- Problem to work on -
Every line from the one that contains "Decode this image" to the last line of the listing below should be quoted verbatim. Pictures are excluded.

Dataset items
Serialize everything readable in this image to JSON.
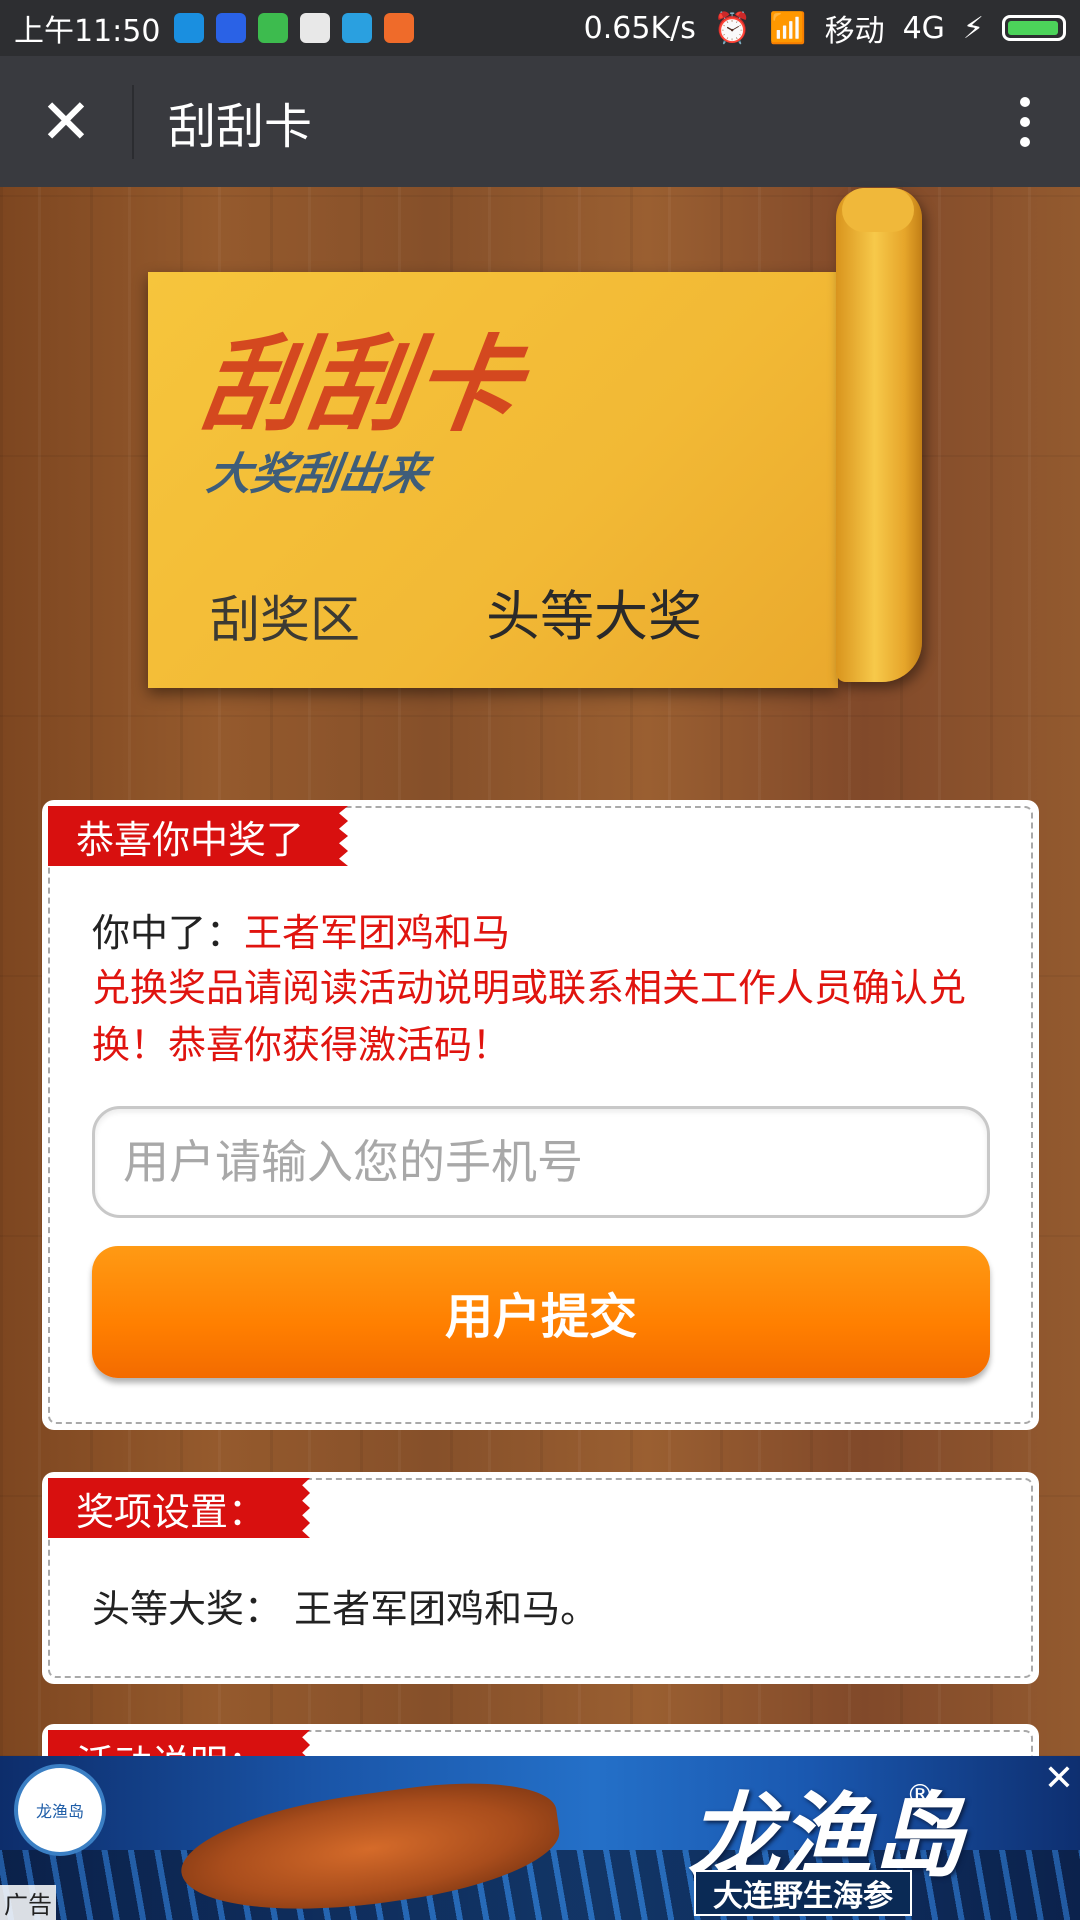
{
  "status_bar": {
    "time": "上午11:50",
    "speed": "0.65K/s",
    "carrier": "移动",
    "network": "4G",
    "app_icon_colors": [
      "#1a8fe0",
      "#2a62e6",
      "#3dbb4e",
      "#e8e8e8",
      "#2aa0e0",
      "#ef6b2a"
    ]
  },
  "title_bar": {
    "close_icon": "close-icon",
    "title": "刮刮卡",
    "more_icon": "more-vertical-icon"
  },
  "banner": {
    "logo_title": "刮刮卡",
    "logo_subtitle": "大奖刮出来",
    "scratch_area_label": "刮奖区",
    "scratch_result": "头等大奖"
  },
  "winner_panel": {
    "ribbon": "恭喜你中奖了",
    "win_prefix": "你中了：",
    "win_prize": "王者军团鸡和马",
    "notice": "兑换奖品请阅读活动说明或联系相关工作人员确认兑换！恭喜你获得激活码！",
    "phone_placeholder": "用户请输入您的手机号",
    "phone_value": "",
    "submit_label": "用户提交"
  },
  "awards_panel": {
    "ribbon": "奖项设置：",
    "award_line": "头等大奖：  王者军团鸡和马。"
  },
  "rules_panel": {
    "ribbon": "活动说明："
  },
  "ad": {
    "badge_text": "龙渔岛",
    "brand": "龙渔岛",
    "registered": "®",
    "slogan": "大连野生海参",
    "close": "✕",
    "label": "广告"
  },
  "colors": {
    "title_bar": "#393a3f",
    "ribbon_red": "#d8100f",
    "prize_red": "#e0140f",
    "submit_orange": "#ff8000",
    "banner_gold": "#f6c53c"
  }
}
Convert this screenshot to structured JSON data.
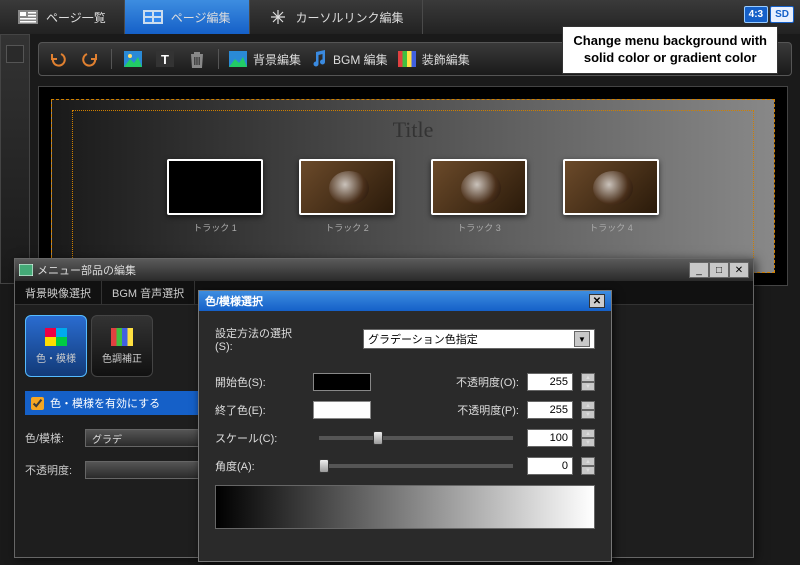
{
  "topTabs": {
    "pageList": "ページ一覧",
    "pageEdit": "ページ編集",
    "cursorLinkEdit": "カーソルリンク編集"
  },
  "aspect": {
    "ratio": "4:3",
    "def": "SD"
  },
  "callout": {
    "line1": "Change menu background with",
    "line2": "solid color or gradient color"
  },
  "toolbar": {
    "bgEdit": "背景編集",
    "bgmEdit": "BGM 編集",
    "decoEdit": "装飾編集"
  },
  "canvas": {
    "title": "Title",
    "tracks": [
      "トラック 1",
      "トラック 2",
      "トラック 3",
      "トラック 4"
    ]
  },
  "modal": {
    "title": "メニュー部品の編集",
    "tabs": {
      "bgVideo": "背景映像選択",
      "bgmAudio": "BGM 音声選択"
    },
    "tiles": {
      "colorPattern": "色・模様",
      "toneCorrect": "色調補正"
    },
    "enableLabel": "色・模様を有効にする",
    "row1Label": "色/模様:",
    "row1Value": "グラデ",
    "row2Label": "不透明度:"
  },
  "inner": {
    "title": "色/模様選択",
    "methodLabel": "設定方法の選択(S):",
    "methodValue": "グラデーション色指定",
    "startColorLabel": "開始色(S):",
    "endColorLabel": "終了色(E):",
    "opacityLabelO": "不透明度(O):",
    "opacityLabelP": "不透明度(P):",
    "scaleLabel": "スケール(C):",
    "angleLabel": "角度(A):",
    "opacityO": "255",
    "opacityP": "255",
    "scale": "100",
    "angle": "0"
  }
}
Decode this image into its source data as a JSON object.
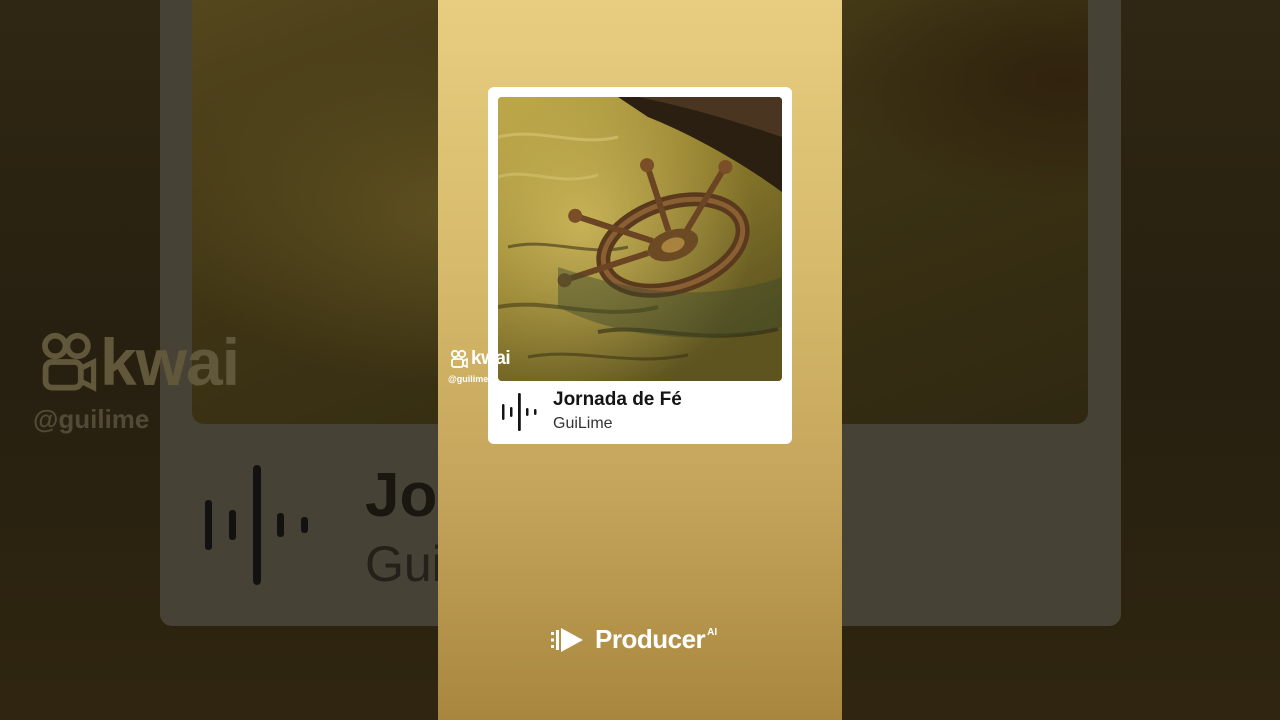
{
  "track": {
    "title": "Jornada de Fé",
    "artist": "GuiLime"
  },
  "background_preview": {
    "title_fragment": "Jo",
    "artist_fragment": "Gui"
  },
  "watermark": {
    "brand": "kwai",
    "handle": "@guilime",
    "icon": "kwai-logo-icon"
  },
  "branding": {
    "name": "Producer",
    "superscript": "AI",
    "icon": "producer-play-icon"
  },
  "colors": {
    "frame_top": "#e8cd80",
    "frame_bottom": "#a8863e",
    "card": "#ffffff",
    "title_text": "#141414"
  }
}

- Solution to this task -
Decode this image into its source data as a JSON object.
{
  "track": {
    "title": "Jornada de Fé",
    "artist": "GuiLime"
  },
  "background_preview": {
    "title_fragment": "Jo",
    "artist_fragment": "Gui"
  },
  "watermark": {
    "brand": "kwai",
    "handle": "@guilime",
    "icon": "kwai-logo-icon"
  },
  "branding": {
    "name": "Producer",
    "superscript": "AI",
    "icon": "producer-play-icon"
  },
  "colors": {
    "frame_top": "#e8cd80",
    "frame_bottom": "#a8863e",
    "card": "#ffffff",
    "title_text": "#141414"
  }
}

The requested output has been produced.